* AIM OF THE EXERCISE
Strip the pictures and reproduce the rest of the listing exactly.

* EXERCISE MATERIAL
= = = = =

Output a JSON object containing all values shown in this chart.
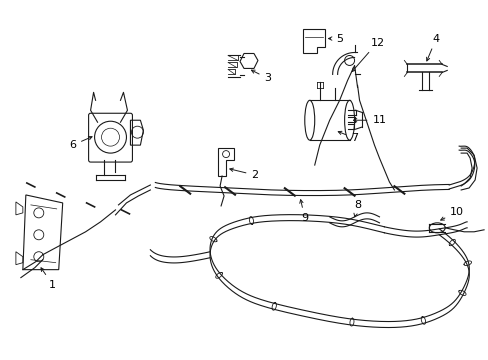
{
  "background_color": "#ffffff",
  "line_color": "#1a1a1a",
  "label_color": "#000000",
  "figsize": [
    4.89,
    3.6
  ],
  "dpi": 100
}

= = = = =

* THE COMPLETED TASK
Output a JSON object containing all values shown in this chart.
{
  "background_color": "#ffffff",
  "line_color": "#1a1a1a",
  "label_color": "#000000",
  "figsize": [
    4.89,
    3.6
  ],
  "dpi": 100
}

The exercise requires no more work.